◆ **Aim**:
Write out the whole listing, matching it exactly.

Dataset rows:
◆ ◆ ◆

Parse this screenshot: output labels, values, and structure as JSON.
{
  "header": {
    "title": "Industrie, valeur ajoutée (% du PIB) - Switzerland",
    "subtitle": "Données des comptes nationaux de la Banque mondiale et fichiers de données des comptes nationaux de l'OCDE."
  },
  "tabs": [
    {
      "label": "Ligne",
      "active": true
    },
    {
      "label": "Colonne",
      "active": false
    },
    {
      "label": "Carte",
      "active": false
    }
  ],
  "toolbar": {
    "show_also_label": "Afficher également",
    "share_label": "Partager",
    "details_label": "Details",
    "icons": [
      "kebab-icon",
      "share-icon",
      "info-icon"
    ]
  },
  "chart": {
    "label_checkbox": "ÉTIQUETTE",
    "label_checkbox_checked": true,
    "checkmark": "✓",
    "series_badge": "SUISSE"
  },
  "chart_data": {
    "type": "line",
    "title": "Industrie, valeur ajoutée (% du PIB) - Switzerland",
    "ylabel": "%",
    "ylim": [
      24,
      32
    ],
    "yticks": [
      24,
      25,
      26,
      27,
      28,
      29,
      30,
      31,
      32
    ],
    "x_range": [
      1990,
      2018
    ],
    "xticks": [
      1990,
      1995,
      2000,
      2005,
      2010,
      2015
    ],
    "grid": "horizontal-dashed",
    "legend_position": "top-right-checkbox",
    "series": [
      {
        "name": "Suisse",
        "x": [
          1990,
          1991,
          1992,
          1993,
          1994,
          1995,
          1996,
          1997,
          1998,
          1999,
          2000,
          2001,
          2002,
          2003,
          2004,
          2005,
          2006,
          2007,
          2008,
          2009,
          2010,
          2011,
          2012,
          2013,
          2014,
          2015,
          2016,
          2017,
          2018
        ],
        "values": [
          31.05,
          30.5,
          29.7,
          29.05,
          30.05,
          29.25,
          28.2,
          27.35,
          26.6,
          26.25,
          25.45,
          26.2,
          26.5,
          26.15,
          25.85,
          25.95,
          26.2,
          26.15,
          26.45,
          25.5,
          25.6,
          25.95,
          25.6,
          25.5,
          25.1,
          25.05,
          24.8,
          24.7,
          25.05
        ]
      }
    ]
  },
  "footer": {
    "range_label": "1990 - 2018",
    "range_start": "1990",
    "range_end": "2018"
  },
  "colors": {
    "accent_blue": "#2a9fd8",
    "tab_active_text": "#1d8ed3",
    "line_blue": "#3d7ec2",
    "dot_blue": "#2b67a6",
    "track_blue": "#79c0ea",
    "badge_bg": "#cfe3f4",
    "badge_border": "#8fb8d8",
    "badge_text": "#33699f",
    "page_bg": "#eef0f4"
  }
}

◆ ◆ ◆

◆ **Solution to this task**:
Parse this screenshot: output labels, values, and structure as JSON.
{
  "header": {
    "title": "Industrie, valeur ajoutée (% du PIB) - Switzerland",
    "subtitle": "Données des comptes nationaux de la Banque mondiale et fichiers de données des comptes nationaux de l'OCDE."
  },
  "tabs": [
    {
      "label": "Ligne",
      "active": true
    },
    {
      "label": "Colonne",
      "active": false
    },
    {
      "label": "Carte",
      "active": false
    }
  ],
  "toolbar": {
    "show_also_label": "Afficher également",
    "share_label": "Partager",
    "details_label": "Details",
    "icons": [
      "kebab-icon",
      "share-icon",
      "info-icon"
    ]
  },
  "chart": {
    "label_checkbox": "ÉTIQUETTE",
    "label_checkbox_checked": true,
    "checkmark": "✓",
    "series_badge": "SUISSE"
  },
  "chart_data": {
    "type": "line",
    "title": "Industrie, valeur ajoutée (% du PIB) - Switzerland",
    "ylabel": "%",
    "ylim": [
      24,
      32
    ],
    "yticks": [
      24,
      25,
      26,
      27,
      28,
      29,
      30,
      31,
      32
    ],
    "x_range": [
      1990,
      2018
    ],
    "xticks": [
      1990,
      1995,
      2000,
      2005,
      2010,
      2015
    ],
    "grid": "horizontal-dashed",
    "legend_position": "top-right-checkbox",
    "series": [
      {
        "name": "Suisse",
        "x": [
          1990,
          1991,
          1992,
          1993,
          1994,
          1995,
          1996,
          1997,
          1998,
          1999,
          2000,
          2001,
          2002,
          2003,
          2004,
          2005,
          2006,
          2007,
          2008,
          2009,
          2010,
          2011,
          2012,
          2013,
          2014,
          2015,
          2016,
          2017,
          2018
        ],
        "values": [
          31.05,
          30.5,
          29.7,
          29.05,
          30.05,
          29.25,
          28.2,
          27.35,
          26.6,
          26.25,
          25.45,
          26.2,
          26.5,
          26.15,
          25.85,
          25.95,
          26.2,
          26.15,
          26.45,
          25.5,
          25.6,
          25.95,
          25.6,
          25.5,
          25.1,
          25.05,
          24.8,
          24.7,
          25.05
        ]
      }
    ]
  },
  "footer": {
    "range_label": "1990 - 2018",
    "range_start": "1990",
    "range_end": "2018"
  },
  "colors": {
    "accent_blue": "#2a9fd8",
    "tab_active_text": "#1d8ed3",
    "line_blue": "#3d7ec2",
    "dot_blue": "#2b67a6",
    "track_blue": "#79c0ea",
    "badge_bg": "#cfe3f4",
    "badge_border": "#8fb8d8",
    "badge_text": "#33699f",
    "page_bg": "#eef0f4"
  }
}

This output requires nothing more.